Problem: Every record below should be printed exactly as it appears.

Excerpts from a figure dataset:
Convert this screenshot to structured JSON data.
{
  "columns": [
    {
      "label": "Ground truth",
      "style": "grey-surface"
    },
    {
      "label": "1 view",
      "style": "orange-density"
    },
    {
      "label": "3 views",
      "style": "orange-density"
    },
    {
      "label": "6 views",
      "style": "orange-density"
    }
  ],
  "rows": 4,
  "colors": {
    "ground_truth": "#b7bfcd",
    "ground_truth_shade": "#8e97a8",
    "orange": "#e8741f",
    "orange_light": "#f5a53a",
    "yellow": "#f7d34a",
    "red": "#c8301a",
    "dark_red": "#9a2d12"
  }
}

The reply:
Convert this screenshot to structured JSON data.
{
  "columns": [
    {
      "label": "Ground truth",
      "style": "grey-surface"
    },
    {
      "label": "1 view",
      "style": "orange-density"
    },
    {
      "label": "3 views",
      "style": "orange-density"
    },
    {
      "label": "6 views",
      "style": "orange-density"
    }
  ],
  "rows": 4,
  "colors": {
    "ground_truth": "#b7bfcd",
    "ground_truth_shade": "#8e97a8",
    "orange": "#e8741f",
    "orange_light": "#f5a53a",
    "yellow": "#f7d34a",
    "red": "#c8301a",
    "dark_red": "#9a2d12"
  }
}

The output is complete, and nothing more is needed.